▶ _What you should do_: Copy out the material below in full, but not its images.

───── Data entries ─────

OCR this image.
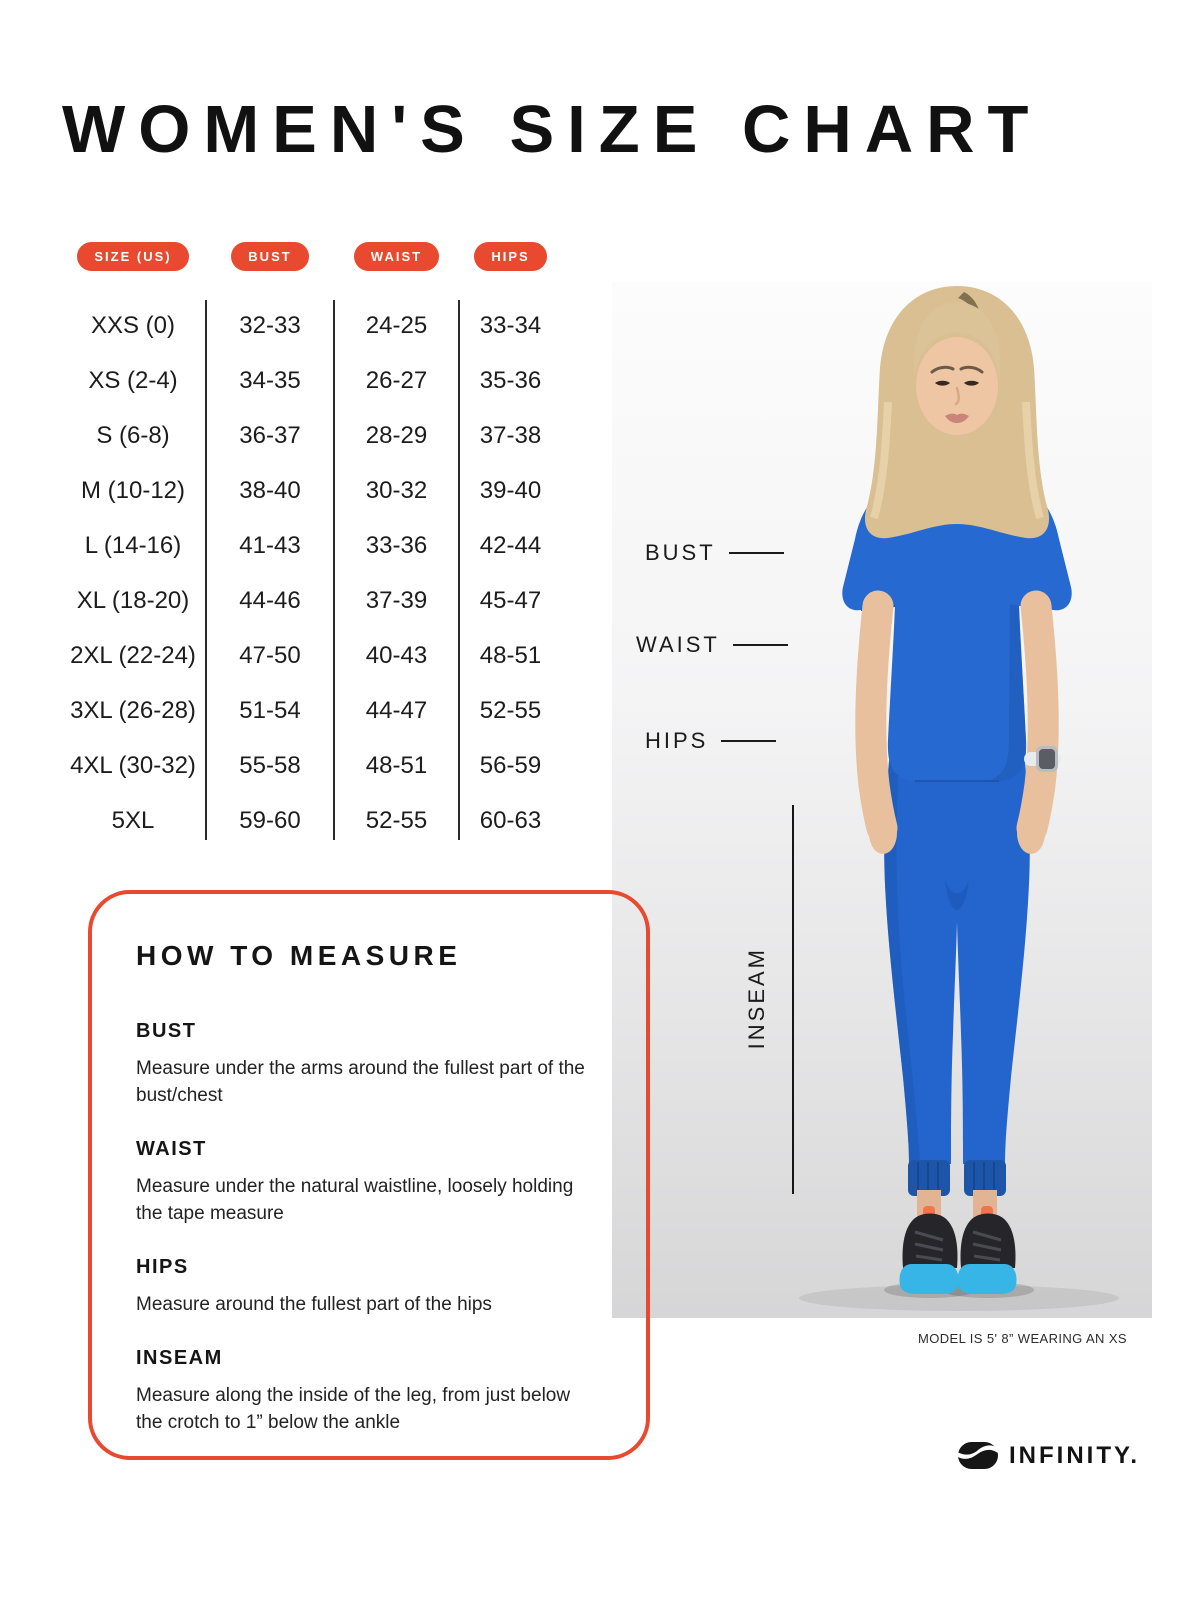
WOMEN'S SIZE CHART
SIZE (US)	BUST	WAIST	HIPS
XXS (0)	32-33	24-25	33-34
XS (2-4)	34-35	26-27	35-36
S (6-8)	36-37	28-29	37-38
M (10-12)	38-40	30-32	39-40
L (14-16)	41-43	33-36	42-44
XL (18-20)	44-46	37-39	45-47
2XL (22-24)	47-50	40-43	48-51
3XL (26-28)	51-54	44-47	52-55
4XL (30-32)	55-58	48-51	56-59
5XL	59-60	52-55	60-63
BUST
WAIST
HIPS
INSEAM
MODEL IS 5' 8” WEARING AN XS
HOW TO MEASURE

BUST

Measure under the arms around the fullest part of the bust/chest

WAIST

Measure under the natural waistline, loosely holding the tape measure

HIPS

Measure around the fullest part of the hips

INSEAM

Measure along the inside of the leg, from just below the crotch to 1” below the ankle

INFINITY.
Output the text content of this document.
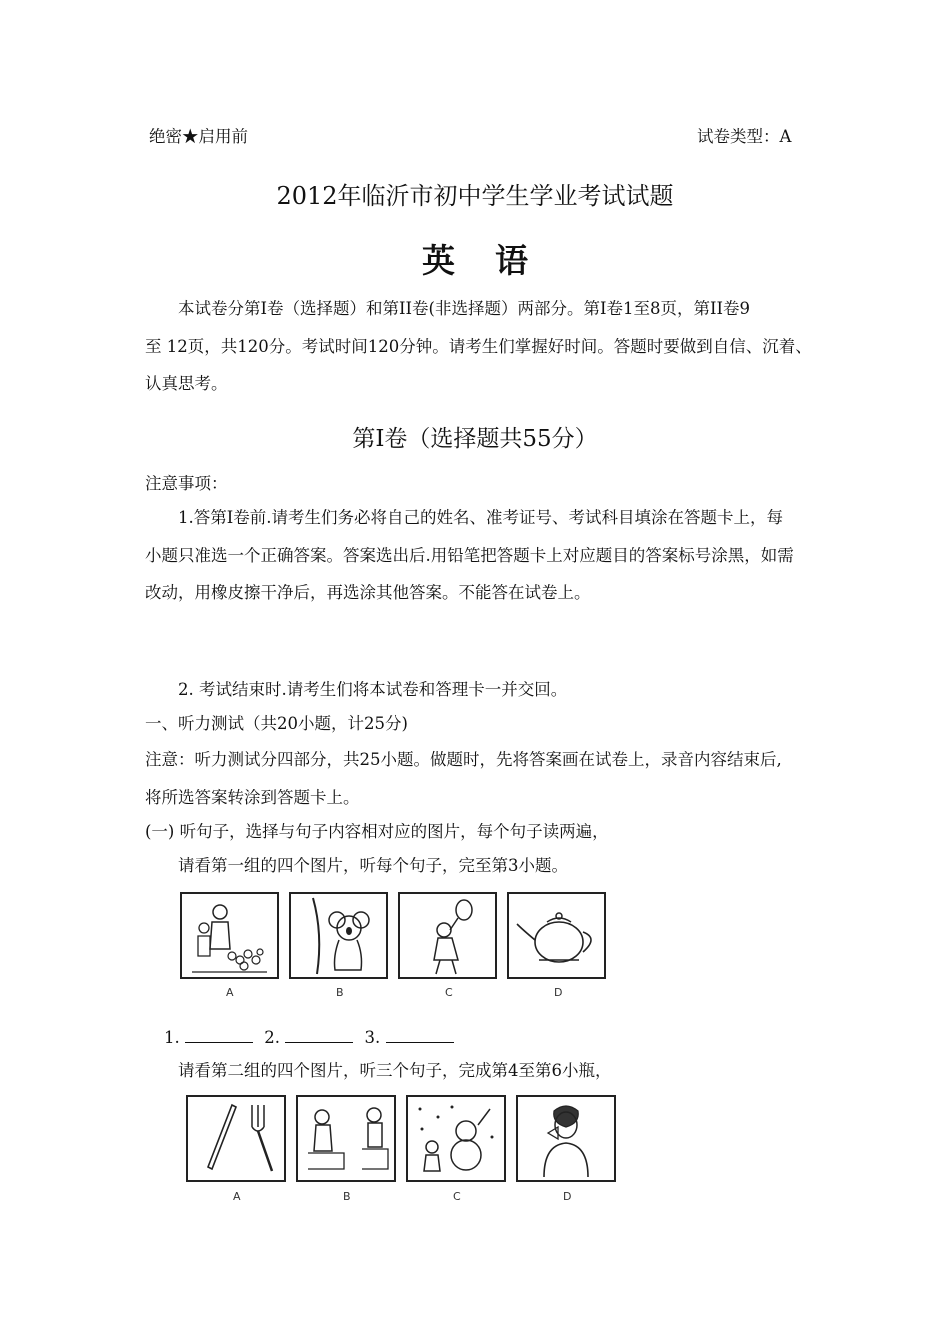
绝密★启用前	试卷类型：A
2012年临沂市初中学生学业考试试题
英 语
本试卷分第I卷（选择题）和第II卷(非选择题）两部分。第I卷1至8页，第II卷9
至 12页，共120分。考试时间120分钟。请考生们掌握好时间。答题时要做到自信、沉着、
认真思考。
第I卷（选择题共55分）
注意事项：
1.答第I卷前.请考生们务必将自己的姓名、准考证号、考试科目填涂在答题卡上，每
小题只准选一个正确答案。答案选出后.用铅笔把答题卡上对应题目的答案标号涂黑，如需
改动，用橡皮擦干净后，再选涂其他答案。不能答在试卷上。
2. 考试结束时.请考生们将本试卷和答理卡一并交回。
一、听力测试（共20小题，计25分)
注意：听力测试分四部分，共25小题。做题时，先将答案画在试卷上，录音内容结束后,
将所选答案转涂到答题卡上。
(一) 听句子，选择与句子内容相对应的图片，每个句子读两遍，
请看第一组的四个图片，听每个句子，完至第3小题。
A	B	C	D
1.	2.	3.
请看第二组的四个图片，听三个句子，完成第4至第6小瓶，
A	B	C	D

─────

▶ _Written response_:
OCR this image.
WOMEN'S SIZE CHART
SIZE (US)	BUST	WAIST	HIPS
XXS (0)	32-33	24-25	33-34
XS (2-4)	34-35	26-27	35-36
S (6-8)	36-37	28-29	37-38
M (10-12)	38-40	30-32	39-40
L (14-16)	41-43	33-36	42-44
XL (18-20)	44-46	37-39	45-47
2XL (22-24)	47-50	40-43	48-51
3XL (26-28)	51-54	44-47	52-55
4XL (30-32)	55-58	48-51	56-59
5XL	59-60	52-55	60-63
BUST
WAIST
HIPS
INSEAM
MODEL IS 5' 8” WEARING AN XS
HOW TO MEASURE

BUST

Measure under the arms around the fullest part of the bust/chest

WAIST

Measure under the natural waistline, loosely holding the tape measure

HIPS

Measure around the fullest part of the hips

INSEAM

Measure along the inside of the leg, from just below the crotch to 1” below the ankle

INFINITY.
Output the text content of this document.
绝密★启用前	试卷类型：A
2012年临沂市初中学生学业考试试题
英 语
本试卷分第I卷（选择题）和第II卷(非选择题）两部分。第I卷1至8页，第II卷9
至 12页，共120分。考试时间120分钟。请考生们掌握好时间。答题时要做到自信、沉着、
认真思考。
第I卷（选择题共55分）
注意事项：
1.答第I卷前.请考生们务必将自己的姓名、准考证号、考试科目填涂在答题卡上，每
小题只准选一个正确答案。答案选出后.用铅笔把答题卡上对应题目的答案标号涂黑，如需
改动，用橡皮擦干净后，再选涂其他答案。不能答在试卷上。
2. 考试结束时.请考生们将本试卷和答理卡一并交回。
一、听力测试（共20小题，计25分)
注意：听力测试分四部分，共25小题。做题时，先将答案画在试卷上，录音内容结束后,
将所选答案转涂到答题卡上。
(一) 听句子，选择与句子内容相对应的图片，每个句子读两遍，
请看第一组的四个图片，听每个句子，完至第3小题。
A	B	C	D
1.	2.	3.
请看第二组的四个图片，听三个句子，完成第4至第6小瓶，
A	B	C	D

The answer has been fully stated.